Task objective :: Some lines of these records may hold the word "based"; state how many, using only the number.

(Page text dataset records)
• • • • • • •
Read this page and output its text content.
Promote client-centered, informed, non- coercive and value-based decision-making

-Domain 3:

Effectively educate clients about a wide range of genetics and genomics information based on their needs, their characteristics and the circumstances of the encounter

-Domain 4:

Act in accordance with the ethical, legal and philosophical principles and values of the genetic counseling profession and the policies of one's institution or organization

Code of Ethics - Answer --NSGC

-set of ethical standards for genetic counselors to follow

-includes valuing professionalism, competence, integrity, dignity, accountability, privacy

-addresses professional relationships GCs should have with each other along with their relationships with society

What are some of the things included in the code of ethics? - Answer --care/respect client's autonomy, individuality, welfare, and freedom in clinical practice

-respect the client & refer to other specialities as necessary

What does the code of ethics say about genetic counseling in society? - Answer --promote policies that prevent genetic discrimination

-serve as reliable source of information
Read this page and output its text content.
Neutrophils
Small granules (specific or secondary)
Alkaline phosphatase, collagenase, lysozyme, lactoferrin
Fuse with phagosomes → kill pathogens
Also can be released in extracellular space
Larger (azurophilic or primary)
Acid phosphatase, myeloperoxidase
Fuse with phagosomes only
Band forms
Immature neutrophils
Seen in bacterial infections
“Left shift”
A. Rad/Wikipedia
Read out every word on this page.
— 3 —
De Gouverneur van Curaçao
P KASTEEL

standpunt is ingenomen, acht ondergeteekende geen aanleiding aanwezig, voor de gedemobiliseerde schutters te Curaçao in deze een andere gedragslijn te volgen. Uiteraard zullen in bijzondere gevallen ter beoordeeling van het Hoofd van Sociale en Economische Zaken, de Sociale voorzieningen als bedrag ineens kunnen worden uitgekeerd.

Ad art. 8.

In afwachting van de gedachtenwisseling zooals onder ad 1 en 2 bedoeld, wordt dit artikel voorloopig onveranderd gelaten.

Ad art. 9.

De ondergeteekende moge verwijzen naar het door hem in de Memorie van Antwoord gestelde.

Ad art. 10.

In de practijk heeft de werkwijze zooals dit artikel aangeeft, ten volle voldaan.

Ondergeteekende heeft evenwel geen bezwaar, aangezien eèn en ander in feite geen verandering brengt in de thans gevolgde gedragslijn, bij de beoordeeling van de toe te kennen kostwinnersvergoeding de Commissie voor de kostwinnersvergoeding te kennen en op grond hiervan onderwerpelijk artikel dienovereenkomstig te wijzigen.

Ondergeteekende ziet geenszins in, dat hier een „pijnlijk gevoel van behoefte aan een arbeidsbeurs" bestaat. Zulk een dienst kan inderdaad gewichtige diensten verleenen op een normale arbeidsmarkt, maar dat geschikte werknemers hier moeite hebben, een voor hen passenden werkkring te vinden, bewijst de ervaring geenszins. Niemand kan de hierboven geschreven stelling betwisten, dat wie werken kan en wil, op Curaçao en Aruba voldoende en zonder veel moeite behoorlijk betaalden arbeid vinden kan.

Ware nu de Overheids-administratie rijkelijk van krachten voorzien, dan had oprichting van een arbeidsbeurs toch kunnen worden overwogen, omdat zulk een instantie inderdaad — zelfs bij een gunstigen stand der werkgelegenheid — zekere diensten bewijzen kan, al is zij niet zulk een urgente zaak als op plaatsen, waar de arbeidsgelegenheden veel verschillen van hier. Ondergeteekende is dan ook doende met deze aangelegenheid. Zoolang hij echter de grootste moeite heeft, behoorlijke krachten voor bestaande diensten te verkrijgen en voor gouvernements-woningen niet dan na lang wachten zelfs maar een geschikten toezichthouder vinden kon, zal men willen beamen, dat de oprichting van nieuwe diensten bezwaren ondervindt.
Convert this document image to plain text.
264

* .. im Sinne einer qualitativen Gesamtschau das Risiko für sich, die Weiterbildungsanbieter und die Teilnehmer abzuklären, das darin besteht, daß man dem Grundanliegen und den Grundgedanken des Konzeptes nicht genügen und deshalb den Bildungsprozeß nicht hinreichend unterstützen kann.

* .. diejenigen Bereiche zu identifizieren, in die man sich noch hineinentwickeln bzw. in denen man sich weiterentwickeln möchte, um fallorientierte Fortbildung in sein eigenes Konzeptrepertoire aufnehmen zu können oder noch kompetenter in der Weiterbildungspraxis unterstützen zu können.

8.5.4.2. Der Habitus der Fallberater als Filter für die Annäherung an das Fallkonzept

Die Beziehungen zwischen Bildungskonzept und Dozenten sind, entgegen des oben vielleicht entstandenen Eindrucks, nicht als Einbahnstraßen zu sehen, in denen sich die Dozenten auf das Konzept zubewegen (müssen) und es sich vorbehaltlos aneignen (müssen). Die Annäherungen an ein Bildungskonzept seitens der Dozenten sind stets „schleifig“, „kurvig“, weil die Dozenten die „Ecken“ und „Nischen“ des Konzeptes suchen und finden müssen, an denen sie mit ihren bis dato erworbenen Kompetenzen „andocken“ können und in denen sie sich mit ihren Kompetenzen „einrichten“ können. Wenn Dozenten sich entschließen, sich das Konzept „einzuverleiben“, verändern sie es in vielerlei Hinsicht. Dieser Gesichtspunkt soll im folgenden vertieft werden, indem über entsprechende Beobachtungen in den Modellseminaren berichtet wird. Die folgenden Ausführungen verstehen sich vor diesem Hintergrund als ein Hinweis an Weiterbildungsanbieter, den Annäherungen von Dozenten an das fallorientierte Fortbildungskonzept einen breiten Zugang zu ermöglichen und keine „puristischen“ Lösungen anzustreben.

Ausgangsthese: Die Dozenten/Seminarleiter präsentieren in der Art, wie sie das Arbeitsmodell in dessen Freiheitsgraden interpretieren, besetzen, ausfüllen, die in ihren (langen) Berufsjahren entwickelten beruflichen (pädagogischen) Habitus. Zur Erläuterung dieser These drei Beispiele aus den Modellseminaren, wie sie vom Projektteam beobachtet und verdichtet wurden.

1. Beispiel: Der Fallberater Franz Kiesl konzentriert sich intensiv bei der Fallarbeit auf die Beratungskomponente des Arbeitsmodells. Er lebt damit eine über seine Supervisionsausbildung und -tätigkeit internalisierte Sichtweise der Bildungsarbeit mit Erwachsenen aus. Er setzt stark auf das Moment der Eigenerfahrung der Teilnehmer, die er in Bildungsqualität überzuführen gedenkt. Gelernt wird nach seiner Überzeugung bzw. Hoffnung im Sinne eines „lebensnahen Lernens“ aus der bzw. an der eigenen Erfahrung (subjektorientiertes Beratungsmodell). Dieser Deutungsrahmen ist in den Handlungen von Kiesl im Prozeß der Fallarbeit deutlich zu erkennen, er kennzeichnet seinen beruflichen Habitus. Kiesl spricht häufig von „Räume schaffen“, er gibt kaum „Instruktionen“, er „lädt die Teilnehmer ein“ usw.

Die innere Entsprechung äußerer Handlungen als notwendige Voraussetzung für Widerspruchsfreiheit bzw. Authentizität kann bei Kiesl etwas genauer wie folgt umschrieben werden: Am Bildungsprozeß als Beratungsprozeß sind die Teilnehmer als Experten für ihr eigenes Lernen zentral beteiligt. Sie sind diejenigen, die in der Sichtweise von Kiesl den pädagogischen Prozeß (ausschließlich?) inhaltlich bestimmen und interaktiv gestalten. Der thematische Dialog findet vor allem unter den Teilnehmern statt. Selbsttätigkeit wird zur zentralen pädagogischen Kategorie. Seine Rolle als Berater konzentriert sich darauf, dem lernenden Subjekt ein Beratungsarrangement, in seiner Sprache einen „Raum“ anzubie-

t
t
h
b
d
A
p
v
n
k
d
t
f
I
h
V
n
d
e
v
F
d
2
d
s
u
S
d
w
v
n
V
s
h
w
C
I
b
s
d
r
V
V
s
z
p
• • • • • • •
Problem solution :: 2